** Chart and figure data **
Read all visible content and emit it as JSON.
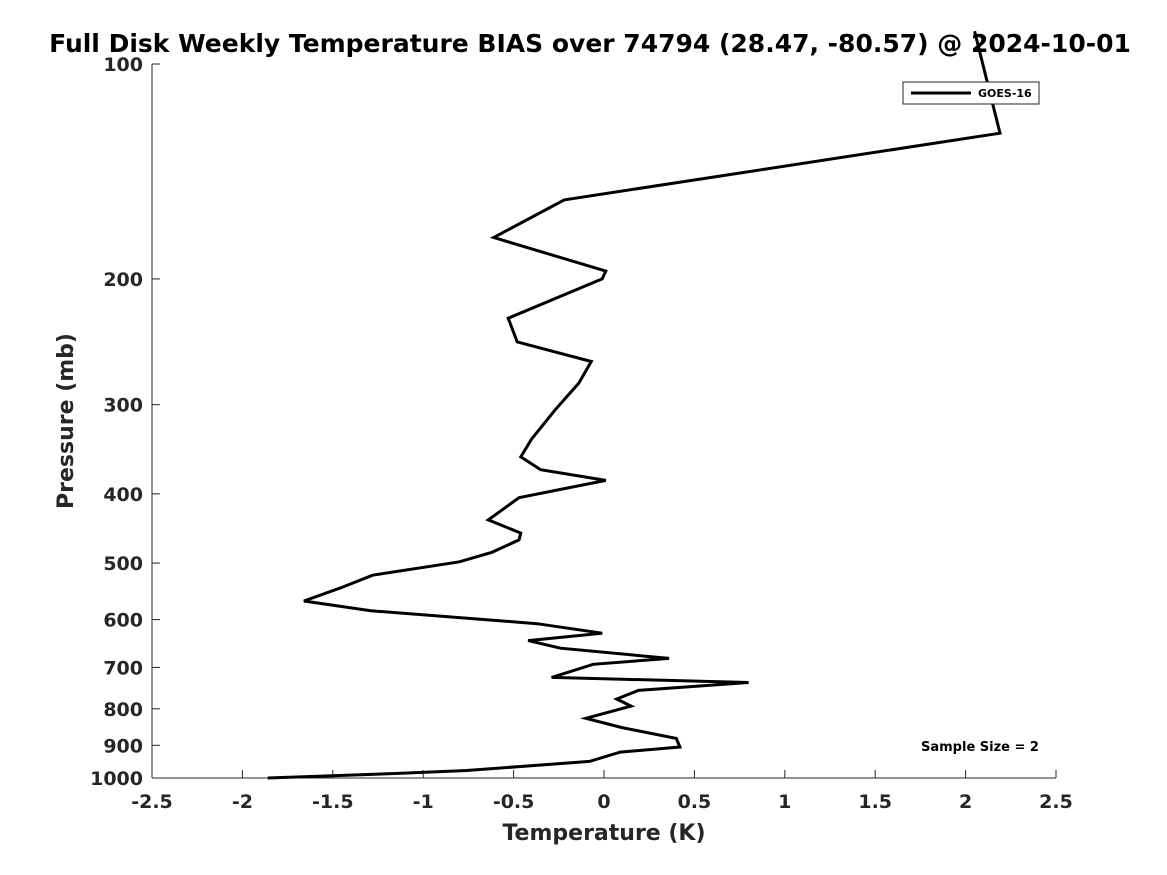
{
  "chart_data": {
    "type": "line",
    "title": "Full Disk Weekly Temperature BIAS over 74794 (28.47, -80.57) @ 2024-10-01",
    "xlabel": "Temperature (K)",
    "ylabel": "Pressure (mb)",
    "xlim": [
      -2.5,
      2.5
    ],
    "ylim": [
      1000,
      100
    ],
    "y_scale": "log",
    "y_reversed": true,
    "x_ticks": [
      -2.5,
      -2,
      -1.5,
      -1,
      -0.5,
      0,
      0.5,
      1,
      1.5,
      2,
      2.5
    ],
    "x_tick_labels": [
      "-2.5",
      "-2",
      "-1.5",
      "-1",
      "-0.5",
      "0",
      "0.5",
      "1",
      "1.5",
      "2",
      "2.5"
    ],
    "y_ticks": [
      100,
      200,
      300,
      400,
      500,
      600,
      700,
      800,
      900,
      1000
    ],
    "y_tick_labels": [
      "100",
      "200",
      "300",
      "400",
      "500",
      "600",
      "700",
      "800",
      "900",
      "1000"
    ],
    "grid": false,
    "legend_position": "top-right",
    "color": "#000000",
    "series": [
      {
        "name": "GOES-16",
        "points": [
          [
            2.05,
            90
          ],
          [
            2.19,
            125
          ],
          [
            -0.22,
            155
          ],
          [
            -0.61,
            175
          ],
          [
            0.01,
            195
          ],
          [
            -0.01,
            200
          ],
          [
            -0.53,
            227
          ],
          [
            -0.48,
            245
          ],
          [
            -0.07,
            261
          ],
          [
            -0.14,
            280
          ],
          [
            -0.27,
            305
          ],
          [
            -0.4,
            335
          ],
          [
            -0.46,
            355
          ],
          [
            -0.35,
            370
          ],
          [
            0.01,
            383
          ],
          [
            -0.47,
            405
          ],
          [
            -0.64,
            435
          ],
          [
            -0.46,
            454
          ],
          [
            -0.47,
            464
          ],
          [
            -0.62,
            483
          ],
          [
            -0.8,
            498
          ],
          [
            -1.28,
            520
          ],
          [
            -1.46,
            542
          ],
          [
            -1.66,
            565
          ],
          [
            -1.29,
            583
          ],
          [
            -0.37,
            608
          ],
          [
            -0.01,
            627
          ],
          [
            -0.42,
            642
          ],
          [
            -0.24,
            658
          ],
          [
            0.36,
            680
          ],
          [
            -0.06,
            693
          ],
          [
            -0.29,
            723
          ],
          [
            0.8,
            735
          ],
          [
            0.19,
            754
          ],
          [
            0.07,
            775
          ],
          [
            0.15,
            793
          ],
          [
            -0.1,
            825
          ],
          [
            0.1,
            850
          ],
          [
            0.4,
            880
          ],
          [
            0.42,
            905
          ],
          [
            0.09,
            920
          ],
          [
            -0.08,
            948
          ],
          [
            -0.76,
            976
          ],
          [
            -1.12,
            985
          ],
          [
            -1.86,
            1000
          ]
        ]
      }
    ],
    "annotation": "Sample Size = 2"
  }
}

** Description of the task **
Write out the material above again, word for word, minus its pictures.

** Output for this exercise **
Read all visible content and emit it as JSON.
{
  "chart_data": {
    "type": "line",
    "title": "Full Disk Weekly Temperature BIAS over 74794 (28.47, -80.57) @ 2024-10-01",
    "xlabel": "Temperature (K)",
    "ylabel": "Pressure (mb)",
    "xlim": [
      -2.5,
      2.5
    ],
    "ylim": [
      1000,
      100
    ],
    "y_scale": "log",
    "y_reversed": true,
    "x_ticks": [
      -2.5,
      -2,
      -1.5,
      -1,
      -0.5,
      0,
      0.5,
      1,
      1.5,
      2,
      2.5
    ],
    "x_tick_labels": [
      "-2.5",
      "-2",
      "-1.5",
      "-1",
      "-0.5",
      "0",
      "0.5",
      "1",
      "1.5",
      "2",
      "2.5"
    ],
    "y_ticks": [
      100,
      200,
      300,
      400,
      500,
      600,
      700,
      800,
      900,
      1000
    ],
    "y_tick_labels": [
      "100",
      "200",
      "300",
      "400",
      "500",
      "600",
      "700",
      "800",
      "900",
      "1000"
    ],
    "grid": false,
    "legend_position": "top-right",
    "color": "#000000",
    "series": [
      {
        "name": "GOES-16",
        "points": [
          [
            2.05,
            90
          ],
          [
            2.19,
            125
          ],
          [
            -0.22,
            155
          ],
          [
            -0.61,
            175
          ],
          [
            0.01,
            195
          ],
          [
            -0.01,
            200
          ],
          [
            -0.53,
            227
          ],
          [
            -0.48,
            245
          ],
          [
            -0.07,
            261
          ],
          [
            -0.14,
            280
          ],
          [
            -0.27,
            305
          ],
          [
            -0.4,
            335
          ],
          [
            -0.46,
            355
          ],
          [
            -0.35,
            370
          ],
          [
            0.01,
            383
          ],
          [
            -0.47,
            405
          ],
          [
            -0.64,
            435
          ],
          [
            -0.46,
            454
          ],
          [
            -0.47,
            464
          ],
          [
            -0.62,
            483
          ],
          [
            -0.8,
            498
          ],
          [
            -1.28,
            520
          ],
          [
            -1.46,
            542
          ],
          [
            -1.66,
            565
          ],
          [
            -1.29,
            583
          ],
          [
            -0.37,
            608
          ],
          [
            -0.01,
            627
          ],
          [
            -0.42,
            642
          ],
          [
            -0.24,
            658
          ],
          [
            0.36,
            680
          ],
          [
            -0.06,
            693
          ],
          [
            -0.29,
            723
          ],
          [
            0.8,
            735
          ],
          [
            0.19,
            754
          ],
          [
            0.07,
            775
          ],
          [
            0.15,
            793
          ],
          [
            -0.1,
            825
          ],
          [
            0.1,
            850
          ],
          [
            0.4,
            880
          ],
          [
            0.42,
            905
          ],
          [
            0.09,
            920
          ],
          [
            -0.08,
            948
          ],
          [
            -0.76,
            976
          ],
          [
            -1.12,
            985
          ],
          [
            -1.86,
            1000
          ]
        ]
      }
    ],
    "annotation": "Sample Size = 2"
  }
}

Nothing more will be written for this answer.